_Exercise_
Copy out the records precisely, omitting pictures.

[BEGIN Materials provided]

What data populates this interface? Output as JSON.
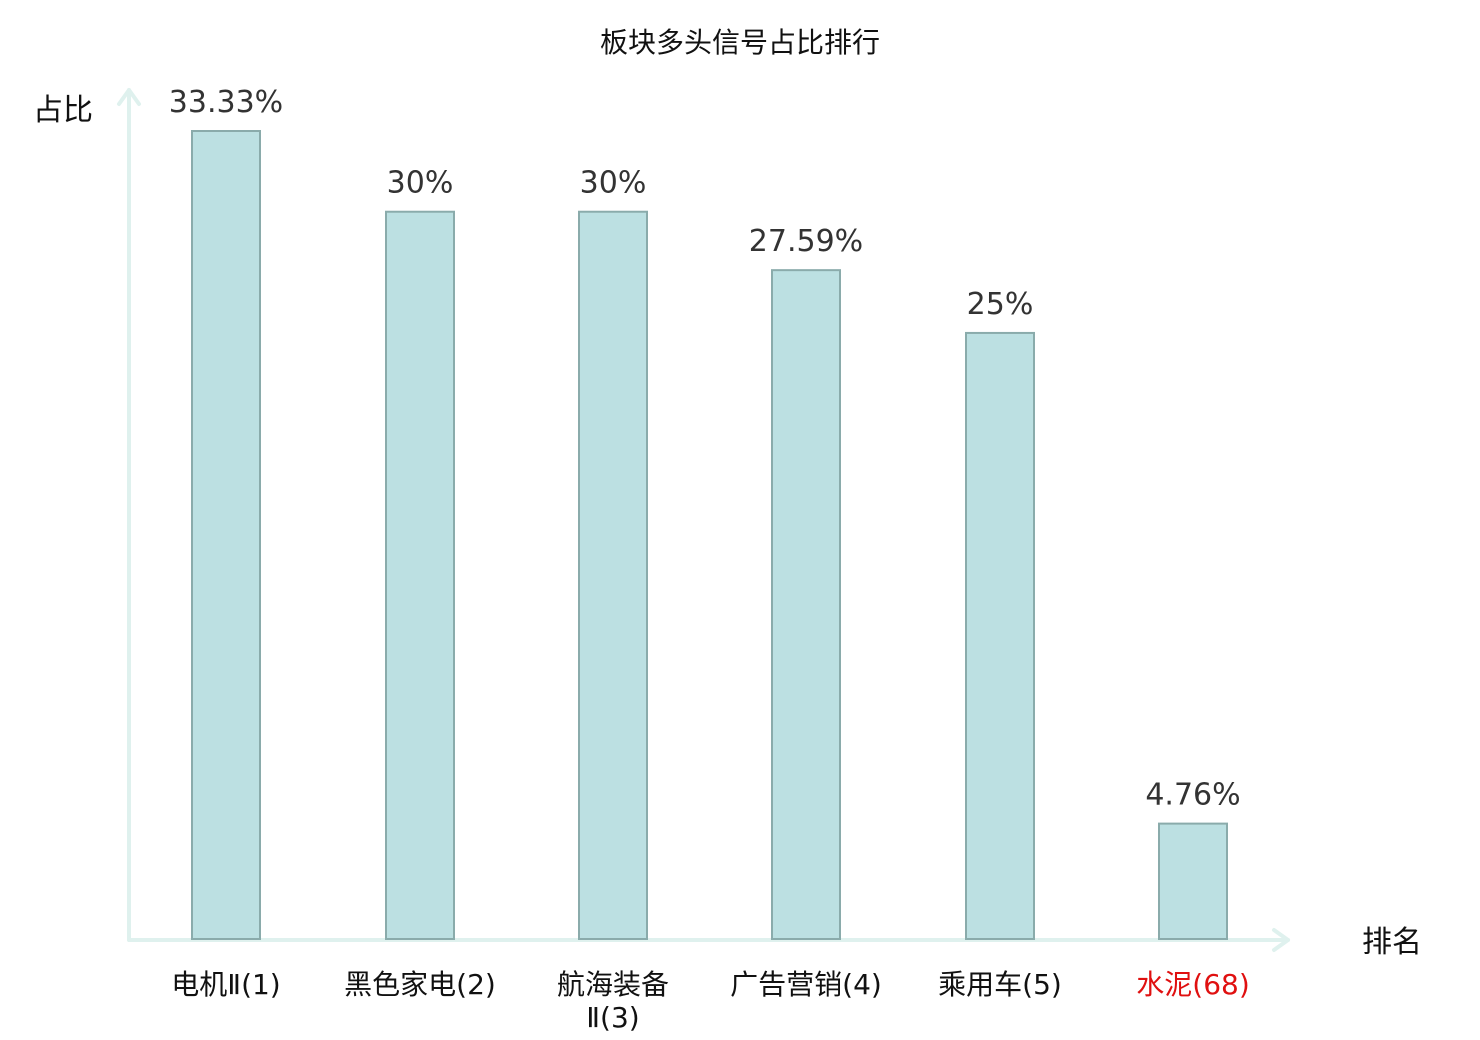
{
  "chart_data": {
    "type": "bar",
    "title": "板块多头信号占比排行",
    "ylabel": "占比",
    "xlabel": "排名",
    "ylim": [
      0,
      35
    ],
    "grid": false,
    "categories": [
      {
        "name": "电机Ⅱ",
        "rank": "(1)",
        "highlight": false
      },
      {
        "name": "黑色家电",
        "rank": "(2)",
        "highlight": false
      },
      {
        "name": "航海装备Ⅱ",
        "rank": "(3)",
        "highlight": false
      },
      {
        "name": "广告营销",
        "rank": "(4)",
        "highlight": false
      },
      {
        "name": "乘用车",
        "rank": "(5)",
        "highlight": false
      },
      {
        "name": "水泥",
        "rank": "(68)",
        "highlight": true
      }
    ],
    "values": [
      33.33,
      30,
      30,
      27.59,
      25,
      4.76
    ],
    "value_labels": [
      "33.33%",
      "30%",
      "30%",
      "27.59%",
      "25%",
      "4.76%"
    ],
    "colors": {
      "bar_fill": "#bce0e2",
      "bar_stroke": "#8aabab",
      "axis": "#dff1ee",
      "highlight_text": "#e01010"
    }
  }
}
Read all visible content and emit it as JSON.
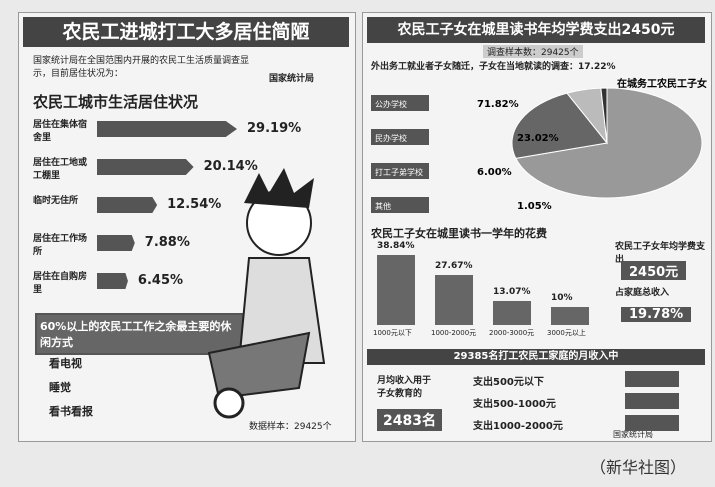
{
  "left": {
    "title": "农民工进城打工大多居住简陋",
    "intro": "国家统计局在全国范围内开展的农民工生活质量调查显示，目前居住状况为：",
    "source": "国家统计局",
    "heading": "农民工城市生活居住状况",
    "items": [
      {
        "label": "居住在集体宿舍里",
        "value": 29.19,
        "text": "29.19%"
      },
      {
        "label": "居住在工地或工棚里",
        "value": 20.14,
        "text": "20.14%"
      },
      {
        "label": "临时无住所",
        "value": 12.54,
        "text": "12.54%"
      },
      {
        "label": "居住在工作场所",
        "value": 7.88,
        "text": "7.88%"
      },
      {
        "label": "居住在自购房里",
        "value": 6.45,
        "text": "6.45%"
      }
    ],
    "leisure": {
      "title": "60%以上的农民工工作之余最主要的休闲方式",
      "items": [
        "看电视",
        "睡觉",
        "看书看报"
      ]
    },
    "sample": "数据样本：29425个"
  },
  "right": {
    "title": "农民工子女在城里读书年均学费支出2450元",
    "sample": "调查样本数：29425个",
    "note": "外出务工就业者子女随迁，子女在当地就读的调查：17.22%",
    "pie": {
      "title": "在城务工农民工子女",
      "slices": [
        {
          "label": "公办学校",
          "value": 71.82,
          "text": "71.82%"
        },
        {
          "label": "民办学校",
          "value": 23.02,
          "text": "23.02%"
        },
        {
          "label": "打工子弟学校",
          "value": 6.0,
          "text": "6.00%"
        },
        {
          "label": "其他",
          "value": 1.05,
          "text": "1.05%"
        }
      ]
    },
    "bars": {
      "title": "农民工子女在城里读书一学年的花费",
      "items": [
        {
          "category": "1000元以下",
          "value": 38.84,
          "text": "38.84%"
        },
        {
          "category": "1000-2000元",
          "value": 27.67,
          "text": "27.67%"
        },
        {
          "category": "2000-3000元",
          "value": 13.07,
          "text": "13.07%"
        },
        {
          "category": "3000元以上",
          "value": 10,
          "text": "10%"
        }
      ]
    },
    "stats": [
      {
        "label": "农民工子女年均学费支出",
        "text": "2450元"
      },
      {
        "label": "占家庭总收入",
        "text": "19.78%"
      }
    ],
    "income": {
      "title": "29385名打工农民工家庭的月收入中",
      "left_text": "月均收入用于子女教育的",
      "count": "2483名",
      "items": [
        "支出500元以下",
        "支出500-1000元",
        "支出1000-2000元"
      ]
    },
    "credit": "国家统计局"
  },
  "caption": "（新华社图）"
}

[END Materials provided]

_Correct response_
What data populates this interface? Output as JSON.
{
  "chart_data": {
    "type": "bar",
    "title": "板块多头信号占比排行",
    "ylabel": "占比",
    "xlabel": "排名",
    "ylim": [
      0,
      35
    ],
    "grid": false,
    "categories": [
      {
        "name": "电机Ⅱ",
        "rank": "(1)",
        "highlight": false
      },
      {
        "name": "黑色家电",
        "rank": "(2)",
        "highlight": false
      },
      {
        "name": "航海装备Ⅱ",
        "rank": "(3)",
        "highlight": false
      },
      {
        "name": "广告营销",
        "rank": "(4)",
        "highlight": false
      },
      {
        "name": "乘用车",
        "rank": "(5)",
        "highlight": false
      },
      {
        "name": "水泥",
        "rank": "(68)",
        "highlight": true
      }
    ],
    "values": [
      33.33,
      30,
      30,
      27.59,
      25,
      4.76
    ],
    "value_labels": [
      "33.33%",
      "30%",
      "30%",
      "27.59%",
      "25%",
      "4.76%"
    ],
    "colors": {
      "bar_fill": "#bce0e2",
      "bar_stroke": "#8aabab",
      "axis": "#dff1ee",
      "highlight_text": "#e01010"
    }
  }
}
Read all visible content and emit it as JSON.
{
  "left": {
    "title": "农民工进城打工大多居住简陋",
    "intro": "国家统计局在全国范围内开展的农民工生活质量调查显示，目前居住状况为：",
    "source": "国家统计局",
    "heading": "农民工城市生活居住状况",
    "items": [
      {
        "label": "居住在集体宿舍里",
        "value": 29.19,
        "text": "29.19%"
      },
      {
        "label": "居住在工地或工棚里",
        "value": 20.14,
        "text": "20.14%"
      },
      {
        "label": "临时无住所",
        "value": 12.54,
        "text": "12.54%"
      },
      {
        "label": "居住在工作场所",
        "value": 7.88,
        "text": "7.88%"
      },
      {
        "label": "居住在自购房里",
        "value": 6.45,
        "text": "6.45%"
      }
    ],
    "leisure": {
      "title": "60%以上的农民工工作之余最主要的休闲方式",
      "items": [
        "看电视",
        "睡觉",
        "看书看报"
      ]
    },
    "sample": "数据样本：29425个"
  },
  "right": {
    "title": "农民工子女在城里读书年均学费支出2450元",
    "sample": "调查样本数：29425个",
    "note": "外出务工就业者子女随迁，子女在当地就读的调查：17.22%",
    "pie": {
      "title": "在城务工农民工子女",
      "slices": [
        {
          "label": "公办学校",
          "value": 71.82,
          "text": "71.82%"
        },
        {
          "label": "民办学校",
          "value": 23.02,
          "text": "23.02%"
        },
        {
          "label": "打工子弟学校",
          "value": 6.0,
          "text": "6.00%"
        },
        {
          "label": "其他",
          "value": 1.05,
          "text": "1.05%"
        }
      ]
    },
    "bars": {
      "title": "农民工子女在城里读书一学年的花费",
      "items": [
        {
          "category": "1000元以下",
          "value": 38.84,
          "text": "38.84%"
        },
        {
          "category": "1000-2000元",
          "value": 27.67,
          "text": "27.67%"
        },
        {
          "category": "2000-3000元",
          "value": 13.07,
          "text": "13.07%"
        },
        {
          "category": "3000元以上",
          "value": 10,
          "text": "10%"
        }
      ]
    },
    "stats": [
      {
        "label": "农民工子女年均学费支出",
        "text": "2450元"
      },
      {
        "label": "占家庭总收入",
        "text": "19.78%"
      }
    ],
    "income": {
      "title": "29385名打工农民工家庭的月收入中",
      "left_text": "月均收入用于子女教育的",
      "count": "2483名",
      "items": [
        "支出500元以下",
        "支出500-1000元",
        "支出1000-2000元"
      ]
    },
    "credit": "国家统计局"
  },
  "caption": "（新华社图）"
}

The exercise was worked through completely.